### Work to complete
a: According to the overview of the Rock Creek Park art unit, why were national parks, and Rock Creek Park in particular, established? Answer in one to three sentences.
b: Continue the overview of the first-grade art unit on Rock Creek Park, picking up after its last sentence.

### Selected passage
▼

Landscape, Art, and Ecology

CONTENTS OF CURRICULUM UNIT 24.01.01

  1. Unit Guide
  1. Overview
  2. Demographics
  3. Rationale
  4. Content
  5. Teaching Strategies
  6. Classroom Activities
  7. Materials for Classroom Use
  8. Appendix on Implementing District Standards
  9. Notes

Art in D.C.: Using Rock Creek Park as Our Playground

Sandy Alvarez

Published September 2024

Tools for this Unit:

Overview

Children learn through play; they love being outdoors and are curious, creative, individuals. The unit “Art in D.C.: Using Rock Creek Park as Our Playground,” intended for first graders, will leverage children’s curiosity and love for play and the outdoors by exposing students to art through nature. We will learn about American landscape painters, such as Thomas Cole, Frederic Edwin Church, Albert Bierstadt, and Thomas Moran, and how they were inspired by nature.

Students will explore nature just like these artists did two centuries ago–with their eyes opened by art itself. Students will have the opportunity to see how nature influences their own art as they learn to draw the National Park System’s oldest natural urban park, Washington, D.C.’s Rock Creek Park, en plein air. Students will also learn how artists influenced the overall National Park System. To that end, this curriculum unit will review the history of Rock Creek Park and the larger National Park System. Students will answer questions such as “What is a national park?”, “When did Rock Creek Park become a park?” and “How did the work of artists play a role in the development of national parks?” In connection with the history of Rock Creek Park, we’ll discover that national parks in general, and Rock Creek Park in particular, were established because they benefited public health.

▲

### Page layout parsing data
▼

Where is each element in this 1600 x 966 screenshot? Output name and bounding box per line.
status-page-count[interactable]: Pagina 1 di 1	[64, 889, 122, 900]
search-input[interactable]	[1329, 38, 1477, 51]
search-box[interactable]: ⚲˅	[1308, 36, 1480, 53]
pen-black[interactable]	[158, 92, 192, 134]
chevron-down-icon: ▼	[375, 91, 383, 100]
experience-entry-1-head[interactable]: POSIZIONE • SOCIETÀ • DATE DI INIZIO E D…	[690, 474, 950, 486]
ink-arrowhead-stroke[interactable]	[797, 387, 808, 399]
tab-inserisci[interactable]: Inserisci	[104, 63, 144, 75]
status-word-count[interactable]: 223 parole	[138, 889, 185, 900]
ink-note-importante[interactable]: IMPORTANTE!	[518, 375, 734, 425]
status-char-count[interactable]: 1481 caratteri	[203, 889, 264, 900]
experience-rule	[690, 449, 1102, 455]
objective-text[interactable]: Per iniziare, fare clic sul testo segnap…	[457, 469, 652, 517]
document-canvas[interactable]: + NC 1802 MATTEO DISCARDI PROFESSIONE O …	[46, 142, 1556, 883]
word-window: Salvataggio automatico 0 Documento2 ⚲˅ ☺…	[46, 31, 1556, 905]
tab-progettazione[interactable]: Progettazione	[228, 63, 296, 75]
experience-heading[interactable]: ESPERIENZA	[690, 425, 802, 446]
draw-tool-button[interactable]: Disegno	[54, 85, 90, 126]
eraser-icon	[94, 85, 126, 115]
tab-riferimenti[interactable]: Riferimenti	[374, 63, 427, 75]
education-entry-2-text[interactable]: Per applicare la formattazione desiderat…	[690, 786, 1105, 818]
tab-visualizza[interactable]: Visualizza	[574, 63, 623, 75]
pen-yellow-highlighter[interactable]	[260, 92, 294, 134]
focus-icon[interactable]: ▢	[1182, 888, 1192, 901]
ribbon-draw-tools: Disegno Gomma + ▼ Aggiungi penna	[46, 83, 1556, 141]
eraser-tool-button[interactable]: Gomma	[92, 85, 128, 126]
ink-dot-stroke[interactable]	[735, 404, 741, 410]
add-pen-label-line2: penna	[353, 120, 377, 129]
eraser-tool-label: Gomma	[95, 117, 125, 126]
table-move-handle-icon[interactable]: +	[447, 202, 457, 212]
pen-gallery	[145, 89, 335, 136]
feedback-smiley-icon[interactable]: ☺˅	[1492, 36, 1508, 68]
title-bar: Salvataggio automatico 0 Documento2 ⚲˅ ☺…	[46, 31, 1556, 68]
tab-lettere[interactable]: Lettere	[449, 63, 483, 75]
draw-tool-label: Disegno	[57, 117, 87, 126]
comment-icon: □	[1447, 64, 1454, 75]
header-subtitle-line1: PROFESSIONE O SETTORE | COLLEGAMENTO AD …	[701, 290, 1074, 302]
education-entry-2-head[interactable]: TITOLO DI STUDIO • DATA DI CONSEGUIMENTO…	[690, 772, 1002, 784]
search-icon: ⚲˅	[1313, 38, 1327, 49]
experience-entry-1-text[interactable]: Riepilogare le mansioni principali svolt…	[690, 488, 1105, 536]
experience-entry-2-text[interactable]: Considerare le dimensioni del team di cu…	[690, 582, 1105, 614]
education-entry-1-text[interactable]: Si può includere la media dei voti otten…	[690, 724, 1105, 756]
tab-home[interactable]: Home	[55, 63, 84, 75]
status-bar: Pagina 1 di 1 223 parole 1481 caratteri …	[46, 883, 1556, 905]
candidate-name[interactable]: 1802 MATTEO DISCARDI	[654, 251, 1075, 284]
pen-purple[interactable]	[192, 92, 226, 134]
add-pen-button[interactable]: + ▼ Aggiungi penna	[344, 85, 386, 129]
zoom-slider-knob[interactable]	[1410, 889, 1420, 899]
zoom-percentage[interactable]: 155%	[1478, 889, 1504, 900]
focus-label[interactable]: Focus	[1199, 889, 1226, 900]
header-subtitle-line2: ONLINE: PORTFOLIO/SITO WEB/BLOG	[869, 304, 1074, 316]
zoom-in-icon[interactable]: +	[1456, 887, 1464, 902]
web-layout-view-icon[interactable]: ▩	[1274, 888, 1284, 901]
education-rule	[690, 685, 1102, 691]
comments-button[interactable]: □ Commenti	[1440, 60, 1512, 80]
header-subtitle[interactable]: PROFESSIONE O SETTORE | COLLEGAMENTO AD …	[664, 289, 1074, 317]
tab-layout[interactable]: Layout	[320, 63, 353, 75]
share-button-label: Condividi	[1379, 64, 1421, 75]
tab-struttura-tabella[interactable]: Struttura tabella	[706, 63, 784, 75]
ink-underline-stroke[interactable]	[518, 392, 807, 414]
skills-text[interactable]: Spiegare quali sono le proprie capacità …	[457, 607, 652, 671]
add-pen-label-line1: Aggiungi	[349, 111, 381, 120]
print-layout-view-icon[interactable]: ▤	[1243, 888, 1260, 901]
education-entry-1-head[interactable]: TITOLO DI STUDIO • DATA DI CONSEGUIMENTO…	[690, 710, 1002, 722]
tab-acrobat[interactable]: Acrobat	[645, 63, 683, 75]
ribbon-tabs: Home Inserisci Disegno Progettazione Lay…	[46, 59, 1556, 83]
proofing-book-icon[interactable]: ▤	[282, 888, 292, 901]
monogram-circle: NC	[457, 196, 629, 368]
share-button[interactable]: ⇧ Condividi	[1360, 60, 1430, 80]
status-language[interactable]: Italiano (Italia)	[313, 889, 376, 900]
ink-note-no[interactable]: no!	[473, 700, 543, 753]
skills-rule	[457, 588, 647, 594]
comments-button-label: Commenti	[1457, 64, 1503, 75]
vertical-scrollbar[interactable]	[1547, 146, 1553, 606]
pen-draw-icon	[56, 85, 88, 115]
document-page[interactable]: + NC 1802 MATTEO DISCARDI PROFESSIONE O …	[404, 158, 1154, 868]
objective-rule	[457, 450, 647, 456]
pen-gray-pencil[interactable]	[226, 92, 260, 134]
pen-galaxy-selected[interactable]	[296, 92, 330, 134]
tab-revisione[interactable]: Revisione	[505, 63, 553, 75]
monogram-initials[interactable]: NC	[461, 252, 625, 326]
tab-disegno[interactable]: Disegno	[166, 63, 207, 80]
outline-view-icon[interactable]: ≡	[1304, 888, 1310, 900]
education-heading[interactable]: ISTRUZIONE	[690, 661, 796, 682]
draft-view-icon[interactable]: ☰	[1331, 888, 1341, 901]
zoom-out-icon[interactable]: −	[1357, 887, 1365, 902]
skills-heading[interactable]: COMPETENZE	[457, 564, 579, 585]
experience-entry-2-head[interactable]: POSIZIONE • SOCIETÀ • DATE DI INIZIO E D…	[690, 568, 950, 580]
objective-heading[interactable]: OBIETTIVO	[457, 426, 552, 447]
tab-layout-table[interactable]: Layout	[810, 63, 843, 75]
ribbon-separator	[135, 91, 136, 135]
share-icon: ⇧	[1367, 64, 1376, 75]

▲

### Answers given
a: The overview states that national parks in general, and Rock Creek Park in particular, were established because they benefited public health.

b:
Additionally, we’ll visit another of Washington D.C.’s great public spaces, the National Gallery of Art, to view paintings by many of the most notable American landscape artists. At the National Gallery of Art, students will explore the parallels between their direct experience of nature in Rock Creek Park and the depiction of natural beauty in landscape art. We’ll partner with Art Around the Corner—an initiative that connects the District of Columbia Public Schools with the National Gallery of Art to help expose children to art—and create works of art inspired by nature with the help of the museum’s educators. Lastly, we will connect all the above to an English Language Arts unit on plants. Specifically, we’ll deepen student knowledge of nature’s flora by combining students’ encounters of American landscape art with their direct experience of plant life in Rock Creek Park. Ultimately, while students will be using art as a vehicle to learn about nature, they will also come full circle and experience nature to learn about and create art.